#### RECORDS FOR PROCESSING:
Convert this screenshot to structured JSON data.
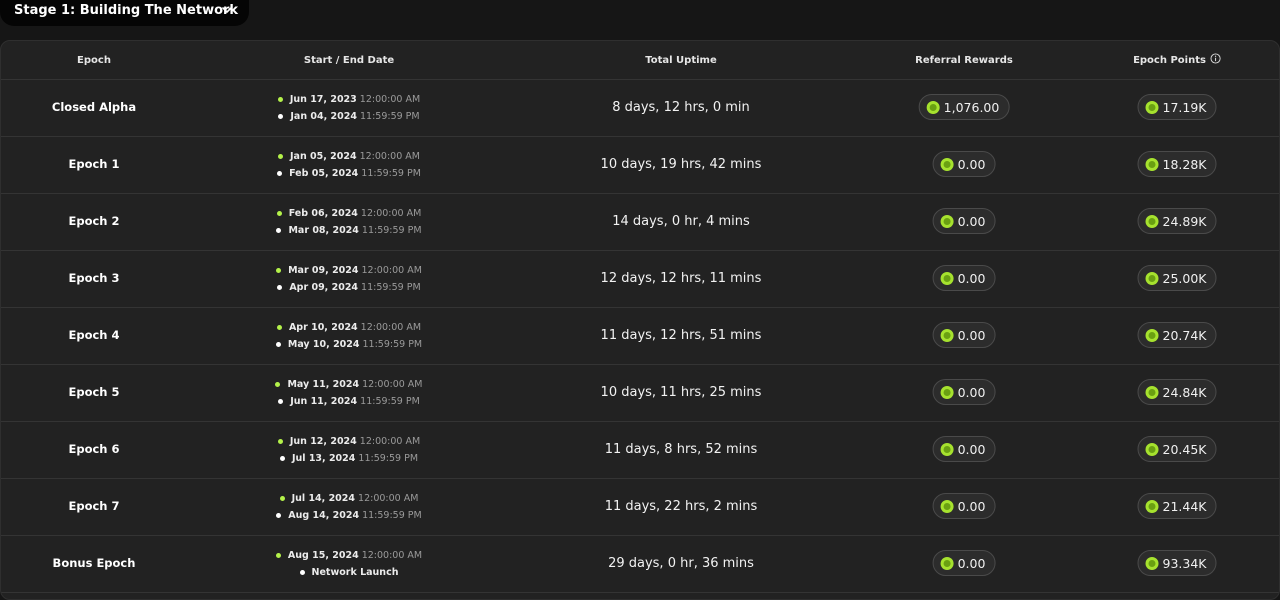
{
  "stage": {
    "label": "Stage 1: Building The Network"
  },
  "columns": {
    "epoch": "Epoch",
    "dates": "Start / End Date",
    "uptime": "Total Uptime",
    "referral": "Referral Rewards",
    "points": "Epoch Points"
  },
  "rows": [
    {
      "epoch": "Closed Alpha",
      "start_date": "Jun 17, 2023",
      "start_time": "12:00:00 AM",
      "end_date": "Jan 04, 2024",
      "end_time": "11:59:59 PM",
      "uptime": "8 days, 12 hrs, 0 min",
      "referral": "1,076.00",
      "points": "17.19K"
    },
    {
      "epoch": "Epoch 1",
      "start_date": "Jan 05, 2024",
      "start_time": "12:00:00 AM",
      "end_date": "Feb 05, 2024",
      "end_time": "11:59:59 PM",
      "uptime": "10 days, 19 hrs, 42 mins",
      "referral": "0.00",
      "points": "18.28K"
    },
    {
      "epoch": "Epoch 2",
      "start_date": "Feb 06, 2024",
      "start_time": "12:00:00 AM",
      "end_date": "Mar 08, 2024",
      "end_time": "11:59:59 PM",
      "uptime": "14 days, 0 hr, 4 mins",
      "referral": "0.00",
      "points": "24.89K"
    },
    {
      "epoch": "Epoch 3",
      "start_date": "Mar 09, 2024",
      "start_time": "12:00:00 AM",
      "end_date": "Apr 09, 2024",
      "end_time": "11:59:59 PM",
      "uptime": "12 days, 12 hrs, 11 mins",
      "referral": "0.00",
      "points": "25.00K"
    },
    {
      "epoch": "Epoch 4",
      "start_date": "Apr 10, 2024",
      "start_time": "12:00:00 AM",
      "end_date": "May 10, 2024",
      "end_time": "11:59:59 PM",
      "uptime": "11 days, 12 hrs, 51 mins",
      "referral": "0.00",
      "points": "20.74K"
    },
    {
      "epoch": "Epoch 5",
      "start_date": "May 11, 2024",
      "start_time": "12:00:00 AM",
      "end_date": "Jun 11, 2024",
      "end_time": "11:59:59 PM",
      "uptime": "10 days, 11 hrs, 25 mins",
      "referral": "0.00",
      "points": "24.84K"
    },
    {
      "epoch": "Epoch 6",
      "start_date": "Jun 12, 2024",
      "start_time": "12:00:00 AM",
      "end_date": "Jul 13, 2024",
      "end_time": "11:59:59 PM",
      "uptime": "11 days, 8 hrs, 52 mins",
      "referral": "0.00",
      "points": "20.45K"
    },
    {
      "epoch": "Epoch 7",
      "start_date": "Jul 14, 2024",
      "start_time": "12:00:00 AM",
      "end_date": "Aug 14, 2024",
      "end_time": "11:59:59 PM",
      "uptime": "11 days, 22 hrs, 2 mins",
      "referral": "0.00",
      "points": "21.44K"
    },
    {
      "epoch": "Bonus Epoch",
      "start_date": "Aug 15, 2024",
      "start_time": "12:00:00 AM",
      "end_date": "Network Launch",
      "end_time": "",
      "uptime": "29 days, 0 hr, 36 mins",
      "referral": "0.00",
      "points": "93.34K"
    }
  ],
  "icons": {
    "dropdown": "chevron-down-icon",
    "info": "info-icon",
    "coin": "coin-icon",
    "start_marker": "green-dot-icon",
    "end_marker": "white-dot-icon"
  },
  "colors": {
    "accent_green": "#b4f24a",
    "background": "#161616",
    "panel": "#222222"
  }
}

#### GOAL OF THE EXERCISE:
Repeat the material above in full and exactly, apart from the pictures.

#### WRITTEN ANSWER:
Convert this screenshot to structured JSON data.
{
  "stage": {
    "label": "Stage 1: Building The Network"
  },
  "columns": {
    "epoch": "Epoch",
    "dates": "Start / End Date",
    "uptime": "Total Uptime",
    "referral": "Referral Rewards",
    "points": "Epoch Points"
  },
  "rows": [
    {
      "epoch": "Closed Alpha",
      "start_date": "Jun 17, 2023",
      "start_time": "12:00:00 AM",
      "end_date": "Jan 04, 2024",
      "end_time": "11:59:59 PM",
      "uptime": "8 days, 12 hrs, 0 min",
      "referral": "1,076.00",
      "points": "17.19K"
    },
    {
      "epoch": "Epoch 1",
      "start_date": "Jan 05, 2024",
      "start_time": "12:00:00 AM",
      "end_date": "Feb 05, 2024",
      "end_time": "11:59:59 PM",
      "uptime": "10 days, 19 hrs, 42 mins",
      "referral": "0.00",
      "points": "18.28K"
    },
    {
      "epoch": "Epoch 2",
      "start_date": "Feb 06, 2024",
      "start_time": "12:00:00 AM",
      "end_date": "Mar 08, 2024",
      "end_time": "11:59:59 PM",
      "uptime": "14 days, 0 hr, 4 mins",
      "referral": "0.00",
      "points": "24.89K"
    },
    {
      "epoch": "Epoch 3",
      "start_date": "Mar 09, 2024",
      "start_time": "12:00:00 AM",
      "end_date": "Apr 09, 2024",
      "end_time": "11:59:59 PM",
      "uptime": "12 days, 12 hrs, 11 mins",
      "referral": "0.00",
      "points": "25.00K"
    },
    {
      "epoch": "Epoch 4",
      "start_date": "Apr 10, 2024",
      "start_time": "12:00:00 AM",
      "end_date": "May 10, 2024",
      "end_time": "11:59:59 PM",
      "uptime": "11 days, 12 hrs, 51 mins",
      "referral": "0.00",
      "points": "20.74K"
    },
    {
      "epoch": "Epoch 5",
      "start_date": "May 11, 2024",
      "start_time": "12:00:00 AM",
      "end_date": "Jun 11, 2024",
      "end_time": "11:59:59 PM",
      "uptime": "10 days, 11 hrs, 25 mins",
      "referral": "0.00",
      "points": "24.84K"
    },
    {
      "epoch": "Epoch 6",
      "start_date": "Jun 12, 2024",
      "start_time": "12:00:00 AM",
      "end_date": "Jul 13, 2024",
      "end_time": "11:59:59 PM",
      "uptime": "11 days, 8 hrs, 52 mins",
      "referral": "0.00",
      "points": "20.45K"
    },
    {
      "epoch": "Epoch 7",
      "start_date": "Jul 14, 2024",
      "start_time": "12:00:00 AM",
      "end_date": "Aug 14, 2024",
      "end_time": "11:59:59 PM",
      "uptime": "11 days, 22 hrs, 2 mins",
      "referral": "0.00",
      "points": "21.44K"
    },
    {
      "epoch": "Bonus Epoch",
      "start_date": "Aug 15, 2024",
      "start_time": "12:00:00 AM",
      "end_date": "Network Launch",
      "end_time": "",
      "uptime": "29 days, 0 hr, 36 mins",
      "referral": "0.00",
      "points": "93.34K"
    }
  ],
  "icons": {
    "dropdown": "chevron-down-icon",
    "info": "info-icon",
    "coin": "coin-icon",
    "start_marker": "green-dot-icon",
    "end_marker": "white-dot-icon"
  },
  "colors": {
    "accent_green": "#b4f24a",
    "background": "#161616",
    "panel": "#222222"
  }
}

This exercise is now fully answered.